[Document page transcript entries]
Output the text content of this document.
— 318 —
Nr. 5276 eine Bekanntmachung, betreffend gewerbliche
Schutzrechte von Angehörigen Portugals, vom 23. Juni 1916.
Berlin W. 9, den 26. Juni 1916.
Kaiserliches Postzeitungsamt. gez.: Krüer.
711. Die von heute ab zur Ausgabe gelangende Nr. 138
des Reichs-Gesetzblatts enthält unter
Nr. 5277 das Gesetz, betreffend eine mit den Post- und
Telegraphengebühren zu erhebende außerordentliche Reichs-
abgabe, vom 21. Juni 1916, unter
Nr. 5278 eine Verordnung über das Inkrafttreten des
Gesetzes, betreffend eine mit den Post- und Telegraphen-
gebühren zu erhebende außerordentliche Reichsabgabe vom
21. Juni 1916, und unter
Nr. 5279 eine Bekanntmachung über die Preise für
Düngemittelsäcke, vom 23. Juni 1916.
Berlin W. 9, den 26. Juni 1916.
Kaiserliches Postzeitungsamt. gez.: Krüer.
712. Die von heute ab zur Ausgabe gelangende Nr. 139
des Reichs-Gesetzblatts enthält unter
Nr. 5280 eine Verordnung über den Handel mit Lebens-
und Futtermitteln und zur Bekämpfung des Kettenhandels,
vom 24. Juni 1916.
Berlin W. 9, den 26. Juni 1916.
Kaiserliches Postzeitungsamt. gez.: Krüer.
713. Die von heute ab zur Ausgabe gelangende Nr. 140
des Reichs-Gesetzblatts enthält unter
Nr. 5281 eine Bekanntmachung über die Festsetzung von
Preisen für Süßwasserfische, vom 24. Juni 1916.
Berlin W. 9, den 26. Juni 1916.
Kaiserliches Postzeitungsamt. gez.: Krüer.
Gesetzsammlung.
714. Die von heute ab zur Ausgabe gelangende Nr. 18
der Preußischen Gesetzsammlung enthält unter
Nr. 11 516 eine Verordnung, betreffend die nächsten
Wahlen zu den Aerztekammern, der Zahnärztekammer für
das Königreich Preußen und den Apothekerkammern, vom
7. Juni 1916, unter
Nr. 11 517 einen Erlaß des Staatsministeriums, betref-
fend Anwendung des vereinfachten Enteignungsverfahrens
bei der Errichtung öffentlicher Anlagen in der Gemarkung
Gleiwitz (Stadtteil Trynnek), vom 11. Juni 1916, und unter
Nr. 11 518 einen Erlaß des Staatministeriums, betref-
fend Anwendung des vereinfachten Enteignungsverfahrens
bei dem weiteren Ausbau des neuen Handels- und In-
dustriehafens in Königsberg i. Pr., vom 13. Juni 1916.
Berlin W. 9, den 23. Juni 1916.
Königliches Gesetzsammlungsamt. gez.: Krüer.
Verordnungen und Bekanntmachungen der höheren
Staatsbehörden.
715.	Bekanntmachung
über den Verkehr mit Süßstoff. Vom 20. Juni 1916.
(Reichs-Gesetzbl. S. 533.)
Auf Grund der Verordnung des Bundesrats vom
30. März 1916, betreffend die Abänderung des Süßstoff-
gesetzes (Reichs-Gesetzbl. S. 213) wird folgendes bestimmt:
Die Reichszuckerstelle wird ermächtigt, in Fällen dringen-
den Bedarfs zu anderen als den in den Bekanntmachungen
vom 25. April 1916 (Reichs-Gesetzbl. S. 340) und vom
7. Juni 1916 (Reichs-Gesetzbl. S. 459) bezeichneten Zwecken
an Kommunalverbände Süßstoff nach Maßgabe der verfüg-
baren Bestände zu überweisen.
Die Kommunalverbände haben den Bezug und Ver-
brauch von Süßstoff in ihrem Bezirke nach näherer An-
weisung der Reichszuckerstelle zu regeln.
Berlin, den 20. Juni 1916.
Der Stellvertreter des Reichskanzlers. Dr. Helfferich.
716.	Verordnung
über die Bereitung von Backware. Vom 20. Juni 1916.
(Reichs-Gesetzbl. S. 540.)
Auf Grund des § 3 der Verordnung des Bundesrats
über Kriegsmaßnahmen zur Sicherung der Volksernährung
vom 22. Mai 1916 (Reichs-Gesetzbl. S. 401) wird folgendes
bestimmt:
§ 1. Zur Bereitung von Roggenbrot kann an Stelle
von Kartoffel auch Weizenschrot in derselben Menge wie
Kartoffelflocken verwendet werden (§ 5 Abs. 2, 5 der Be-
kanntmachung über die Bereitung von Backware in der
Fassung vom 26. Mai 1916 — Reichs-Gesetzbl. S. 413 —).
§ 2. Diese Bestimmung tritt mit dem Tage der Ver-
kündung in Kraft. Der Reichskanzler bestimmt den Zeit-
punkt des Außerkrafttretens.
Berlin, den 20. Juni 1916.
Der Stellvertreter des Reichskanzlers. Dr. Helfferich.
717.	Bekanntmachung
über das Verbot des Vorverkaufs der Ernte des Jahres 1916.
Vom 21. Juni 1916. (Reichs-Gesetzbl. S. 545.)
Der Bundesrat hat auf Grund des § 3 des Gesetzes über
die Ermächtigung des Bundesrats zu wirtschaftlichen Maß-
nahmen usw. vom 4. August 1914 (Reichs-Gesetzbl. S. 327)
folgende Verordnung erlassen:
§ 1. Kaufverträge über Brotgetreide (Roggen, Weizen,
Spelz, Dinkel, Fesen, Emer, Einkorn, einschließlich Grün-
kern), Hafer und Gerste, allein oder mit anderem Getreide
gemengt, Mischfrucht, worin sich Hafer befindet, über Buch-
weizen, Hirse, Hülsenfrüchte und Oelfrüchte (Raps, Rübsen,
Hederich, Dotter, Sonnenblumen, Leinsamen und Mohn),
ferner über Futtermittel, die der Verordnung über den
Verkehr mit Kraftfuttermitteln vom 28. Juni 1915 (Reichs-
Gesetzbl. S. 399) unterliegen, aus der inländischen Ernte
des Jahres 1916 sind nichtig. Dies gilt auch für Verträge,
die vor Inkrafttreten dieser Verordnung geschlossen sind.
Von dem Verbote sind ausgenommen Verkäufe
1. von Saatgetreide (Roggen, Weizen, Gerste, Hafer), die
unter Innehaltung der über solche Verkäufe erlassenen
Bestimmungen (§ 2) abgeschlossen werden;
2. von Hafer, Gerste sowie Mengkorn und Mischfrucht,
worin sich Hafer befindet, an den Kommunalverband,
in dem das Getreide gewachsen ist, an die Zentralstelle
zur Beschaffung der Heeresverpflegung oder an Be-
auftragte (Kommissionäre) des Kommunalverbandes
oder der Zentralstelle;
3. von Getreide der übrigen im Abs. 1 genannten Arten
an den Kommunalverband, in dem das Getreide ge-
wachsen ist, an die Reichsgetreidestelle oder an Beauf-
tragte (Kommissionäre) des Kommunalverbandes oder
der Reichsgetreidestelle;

WHAT THIS TASK INVOLVES: Show the lines above with "Bekanntmachungen".

ANSWER SPACE:
Verordnungen und Bekanntmachungen der höheren
den Bedarfs zu anderen als den in den Bekanntmachungen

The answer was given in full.